Data rows:
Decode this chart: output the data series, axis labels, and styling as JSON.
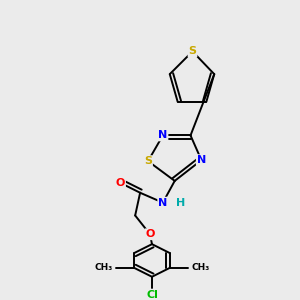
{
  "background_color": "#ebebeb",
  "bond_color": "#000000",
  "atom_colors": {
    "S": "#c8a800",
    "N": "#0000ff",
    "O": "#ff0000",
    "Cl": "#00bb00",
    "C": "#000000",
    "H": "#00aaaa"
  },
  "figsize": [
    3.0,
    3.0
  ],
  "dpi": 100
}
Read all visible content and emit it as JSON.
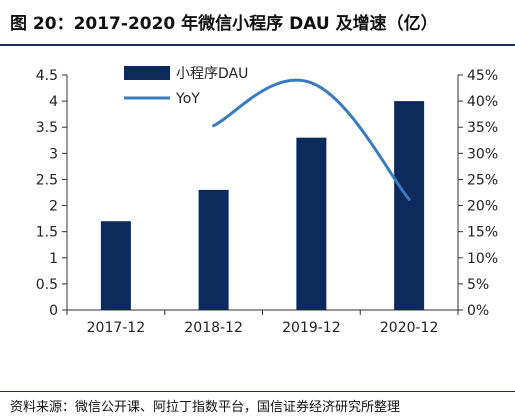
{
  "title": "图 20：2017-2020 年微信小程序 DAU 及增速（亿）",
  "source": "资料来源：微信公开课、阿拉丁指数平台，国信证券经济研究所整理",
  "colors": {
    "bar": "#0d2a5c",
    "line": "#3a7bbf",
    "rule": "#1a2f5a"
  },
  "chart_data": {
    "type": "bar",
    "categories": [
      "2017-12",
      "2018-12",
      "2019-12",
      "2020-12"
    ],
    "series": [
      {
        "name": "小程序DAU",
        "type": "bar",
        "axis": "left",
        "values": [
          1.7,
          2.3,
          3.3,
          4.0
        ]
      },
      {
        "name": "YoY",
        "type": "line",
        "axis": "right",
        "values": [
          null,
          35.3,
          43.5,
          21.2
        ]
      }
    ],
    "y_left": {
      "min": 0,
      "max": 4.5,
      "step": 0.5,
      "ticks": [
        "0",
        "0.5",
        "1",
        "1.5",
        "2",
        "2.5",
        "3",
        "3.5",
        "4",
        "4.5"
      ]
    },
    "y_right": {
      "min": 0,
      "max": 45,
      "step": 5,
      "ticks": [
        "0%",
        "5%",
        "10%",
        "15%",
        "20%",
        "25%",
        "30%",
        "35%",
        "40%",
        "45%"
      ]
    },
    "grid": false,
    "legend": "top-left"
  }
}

Request: Restate the records word for word, omitting images.

The reply:
Decode this chart: output the data series, axis labels, and styling as JSON.
{
  "background_color": "#ebebeb",
  "bond_color": "#000000",
  "atom_colors": {
    "S": "#c8a800",
    "N": "#0000ff",
    "O": "#ff0000",
    "Cl": "#00bb00",
    "C": "#000000",
    "H": "#00aaaa"
  },
  "figsize": [
    3.0,
    3.0
  ],
  "dpi": 100
}
Read all visible content and emit it as JSON.
{
  "title": "图 20：2017-2020 年微信小程序 DAU 及增速（亿）",
  "source": "资料来源：微信公开课、阿拉丁指数平台，国信证券经济研究所整理",
  "colors": {
    "bar": "#0d2a5c",
    "line": "#3a7bbf",
    "rule": "#1a2f5a"
  },
  "chart_data": {
    "type": "bar",
    "categories": [
      "2017-12",
      "2018-12",
      "2019-12",
      "2020-12"
    ],
    "series": [
      {
        "name": "小程序DAU",
        "type": "bar",
        "axis": "left",
        "values": [
          1.7,
          2.3,
          3.3,
          4.0
        ]
      },
      {
        "name": "YoY",
        "type": "line",
        "axis": "right",
        "values": [
          null,
          35.3,
          43.5,
          21.2
        ]
      }
    ],
    "y_left": {
      "min": 0,
      "max": 4.5,
      "step": 0.5,
      "ticks": [
        "0",
        "0.5",
        "1",
        "1.5",
        "2",
        "2.5",
        "3",
        "3.5",
        "4",
        "4.5"
      ]
    },
    "y_right": {
      "min": 0,
      "max": 45,
      "step": 5,
      "ticks": [
        "0%",
        "5%",
        "10%",
        "15%",
        "20%",
        "25%",
        "30%",
        "35%",
        "40%",
        "45%"
      ]
    },
    "grid": false,
    "legend": "top-left"
  }
}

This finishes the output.